PROVIDED ENTRIES:

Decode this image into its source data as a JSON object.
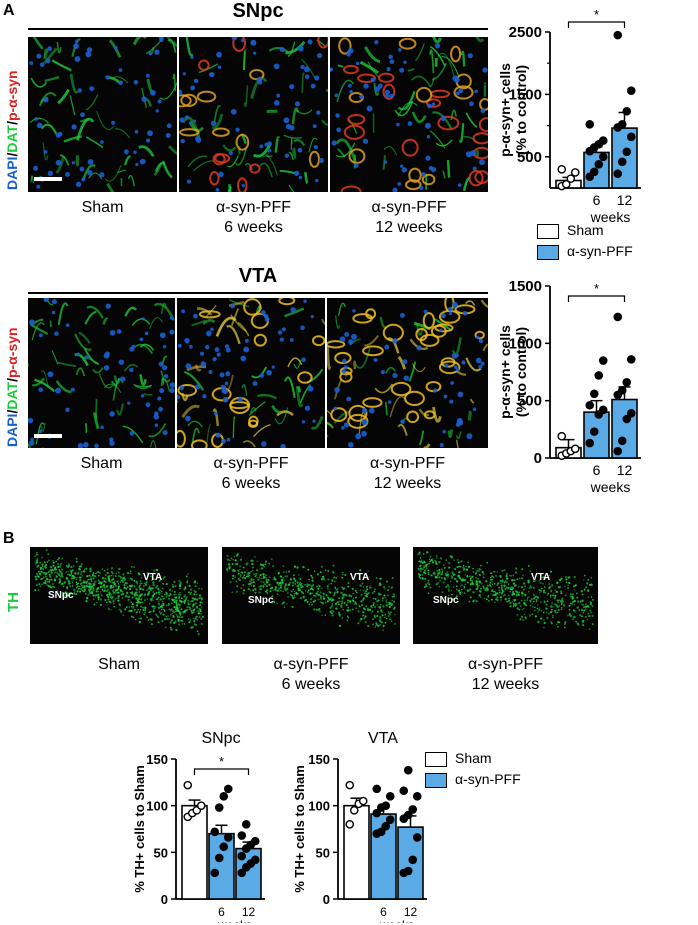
{
  "panel_a": {
    "letter": "A",
    "snpc": {
      "title": "SNpc",
      "stain_label": [
        "DAPI",
        "/",
        "DAT",
        "/",
        "p-α-syn"
      ],
      "captions": [
        {
          "line1": "Sham",
          "line2": ""
        },
        {
          "line1": "α-syn-PFF",
          "line2": "6 weeks"
        },
        {
          "line1": "α-syn-PFF",
          "line2": "12 weeks"
        }
      ]
    },
    "vta": {
      "title": "VTA",
      "stain_label": [
        "DAPI",
        "/",
        "DAT",
        "/",
        "p-α-syn"
      ],
      "captions": [
        {
          "line1": "Sham",
          "line2": ""
        },
        {
          "line1": "α-syn-PFF",
          "line2": "6 weeks"
        },
        {
          "line1": "α-syn-PFF",
          "line2": "12 weeks"
        }
      ]
    },
    "legend": {
      "sham": "Sham",
      "pff": "α-syn-PFF"
    }
  },
  "panel_b": {
    "letter": "B",
    "stain_label": "TH",
    "image_labels": {
      "snpc": "SNpc",
      "vta": "VTA"
    },
    "captions": [
      {
        "line1": "Sham",
        "line2": ""
      },
      {
        "line1": "α-syn-PFF",
        "line2": "6 weeks"
      },
      {
        "line1": "α-syn-PFF",
        "line2": "12 weeks"
      }
    ],
    "legend": {
      "sham": "Sham",
      "pff": "α-syn-PFF"
    }
  },
  "colors": {
    "pff_bar": "#5aaae6",
    "sham_bar": "#ffffff",
    "green": "#1ec83c",
    "red": "#e02020",
    "blue": "#1a5fd0"
  },
  "chart_data": [
    {
      "id": "snpc_psyn",
      "type": "bar",
      "title": "",
      "ylabel": "p-α-syn+ cells\n(% to control)",
      "ylim": [
        0,
        2500
      ],
      "yticks": [
        500,
        1500,
        2500
      ],
      "categories": [
        "",
        "6",
        "12"
      ],
      "xlabel": "weeks",
      "values": [
        120,
        570,
        960
      ],
      "errors": [
        50,
        90,
        250
      ],
      "points": [
        [
          30,
          60,
          150,
          250,
          300
        ],
        [
          180,
          260,
          380,
          500,
          590,
          650,
          700,
          760,
          1020
        ],
        [
          230,
          420,
          580,
          820,
          970,
          1020,
          1230,
          1560,
          2450
        ]
      ],
      "significance": {
        "from": 0,
        "to": 2,
        "label": "*"
      }
    },
    {
      "id": "vta_psyn",
      "type": "bar",
      "title": "",
      "ylabel": "p-α-syn+ cells\n(% to control)",
      "ylim": [
        0,
        1500
      ],
      "yticks": [
        0,
        500,
        1000,
        1500
      ],
      "categories": [
        "",
        "6",
        "12"
      ],
      "xlabel": "weeks",
      "values": [
        90,
        400,
        510
      ],
      "errors": [
        70,
        100,
        110
      ],
      "points": [
        [
          20,
          40,
          60,
          80,
          190
        ],
        [
          130,
          230,
          380,
          420,
          460,
          560,
          720,
          850
        ],
        [
          60,
          150,
          340,
          390,
          550,
          590,
          660,
          860,
          1230
        ]
      ],
      "significance": {
        "from": 0,
        "to": 2,
        "label": "*"
      }
    },
    {
      "id": "snpc_th",
      "type": "bar",
      "title": "SNpc",
      "ylabel": "% TH+ cells to Sham",
      "ylim": [
        0,
        150
      ],
      "yticks": [
        0,
        50,
        100,
        150
      ],
      "categories": [
        "",
        "6",
        "12"
      ],
      "xlabel": "weeks",
      "values": [
        100,
        70,
        54
      ],
      "errors": [
        6,
        9,
        7
      ],
      "points": [
        [
          88,
          92,
          95,
          100,
          122
        ],
        [
          28,
          44,
          56,
          66,
          72,
          98,
          110,
          118
        ],
        [
          28,
          34,
          38,
          42,
          46,
          54,
          58,
          62,
          68,
          80
        ]
      ],
      "significance": {
        "from": 0,
        "to": 2,
        "label": "*"
      }
    },
    {
      "id": "vta_th",
      "type": "bar",
      "title": "VTA",
      "ylabel": "% TH+ cells to Sham",
      "ylim": [
        0,
        150
      ],
      "yticks": [
        0,
        50,
        100,
        150
      ],
      "categories": [
        "",
        "6",
        "12"
      ],
      "xlabel": "weeks",
      "values": [
        100,
        91,
        77
      ],
      "errors": [
        8,
        8,
        12
      ],
      "points": [
        [
          80,
          95,
          102,
          105,
          122
        ],
        [
          70,
          72,
          78,
          85,
          92,
          98,
          100,
          110,
          118
        ],
        [
          28,
          30,
          42,
          66,
          86,
          90,
          96,
          110,
          116,
          138
        ]
      ]
    }
  ]
}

WORK TO COMPLETE: Leave out all images, then reproduce the entries above exactly.

TASK OUTPUT:
Decode this image into its source data as a JSON object.
{
  "panel_a": {
    "letter": "A",
    "snpc": {
      "title": "SNpc",
      "stain_label": [
        "DAPI",
        "/",
        "DAT",
        "/",
        "p-α-syn"
      ],
      "captions": [
        {
          "line1": "Sham",
          "line2": ""
        },
        {
          "line1": "α-syn-PFF",
          "line2": "6 weeks"
        },
        {
          "line1": "α-syn-PFF",
          "line2": "12 weeks"
        }
      ]
    },
    "vta": {
      "title": "VTA",
      "stain_label": [
        "DAPI",
        "/",
        "DAT",
        "/",
        "p-α-syn"
      ],
      "captions": [
        {
          "line1": "Sham",
          "line2": ""
        },
        {
          "line1": "α-syn-PFF",
          "line2": "6 weeks"
        },
        {
          "line1": "α-syn-PFF",
          "line2": "12 weeks"
        }
      ]
    },
    "legend": {
      "sham": "Sham",
      "pff": "α-syn-PFF"
    }
  },
  "panel_b": {
    "letter": "B",
    "stain_label": "TH",
    "image_labels": {
      "snpc": "SNpc",
      "vta": "VTA"
    },
    "captions": [
      {
        "line1": "Sham",
        "line2": ""
      },
      {
        "line1": "α-syn-PFF",
        "line2": "6 weeks"
      },
      {
        "line1": "α-syn-PFF",
        "line2": "12 weeks"
      }
    ],
    "legend": {
      "sham": "Sham",
      "pff": "α-syn-PFF"
    }
  },
  "colors": {
    "pff_bar": "#5aaae6",
    "sham_bar": "#ffffff",
    "green": "#1ec83c",
    "red": "#e02020",
    "blue": "#1a5fd0"
  },
  "chart_data": [
    {
      "id": "snpc_psyn",
      "type": "bar",
      "title": "",
      "ylabel": "p-α-syn+ cells\n(% to control)",
      "ylim": [
        0,
        2500
      ],
      "yticks": [
        500,
        1500,
        2500
      ],
      "categories": [
        "",
        "6",
        "12"
      ],
      "xlabel": "weeks",
      "values": [
        120,
        570,
        960
      ],
      "errors": [
        50,
        90,
        250
      ],
      "points": [
        [
          30,
          60,
          150,
          250,
          300
        ],
        [
          180,
          260,
          380,
          500,
          590,
          650,
          700,
          760,
          1020
        ],
        [
          230,
          420,
          580,
          820,
          970,
          1020,
          1230,
          1560,
          2450
        ]
      ],
      "significance": {
        "from": 0,
        "to": 2,
        "label": "*"
      }
    },
    {
      "id": "vta_psyn",
      "type": "bar",
      "title": "",
      "ylabel": "p-α-syn+ cells\n(% to control)",
      "ylim": [
        0,
        1500
      ],
      "yticks": [
        0,
        500,
        1000,
        1500
      ],
      "categories": [
        "",
        "6",
        "12"
      ],
      "xlabel": "weeks",
      "values": [
        90,
        400,
        510
      ],
      "errors": [
        70,
        100,
        110
      ],
      "points": [
        [
          20,
          40,
          60,
          80,
          190
        ],
        [
          130,
          230,
          380,
          420,
          460,
          560,
          720,
          850
        ],
        [
          60,
          150,
          340,
          390,
          550,
          590,
          660,
          860,
          1230
        ]
      ],
      "significance": {
        "from": 0,
        "to": 2,
        "label": "*"
      }
    },
    {
      "id": "snpc_th",
      "type": "bar",
      "title": "SNpc",
      "ylabel": "% TH+ cells to Sham",
      "ylim": [
        0,
        150
      ],
      "yticks": [
        0,
        50,
        100,
        150
      ],
      "categories": [
        "",
        "6",
        "12"
      ],
      "xlabel": "weeks",
      "values": [
        100,
        70,
        54
      ],
      "errors": [
        6,
        9,
        7
      ],
      "points": [
        [
          88,
          92,
          95,
          100,
          122
        ],
        [
          28,
          44,
          56,
          66,
          72,
          98,
          110,
          118
        ],
        [
          28,
          34,
          38,
          42,
          46,
          54,
          58,
          62,
          68,
          80
        ]
      ],
      "significance": {
        "from": 0,
        "to": 2,
        "label": "*"
      }
    },
    {
      "id": "vta_th",
      "type": "bar",
      "title": "VTA",
      "ylabel": "% TH+ cells to Sham",
      "ylim": [
        0,
        150
      ],
      "yticks": [
        0,
        50,
        100,
        150
      ],
      "categories": [
        "",
        "6",
        "12"
      ],
      "xlabel": "weeks",
      "values": [
        100,
        91,
        77
      ],
      "errors": [
        8,
        8,
        12
      ],
      "points": [
        [
          80,
          95,
          102,
          105,
          122
        ],
        [
          70,
          72,
          78,
          85,
          92,
          98,
          100,
          110,
          118
        ],
        [
          28,
          30,
          42,
          66,
          86,
          90,
          96,
          110,
          116,
          138
        ]
      ]
    }
  ]
}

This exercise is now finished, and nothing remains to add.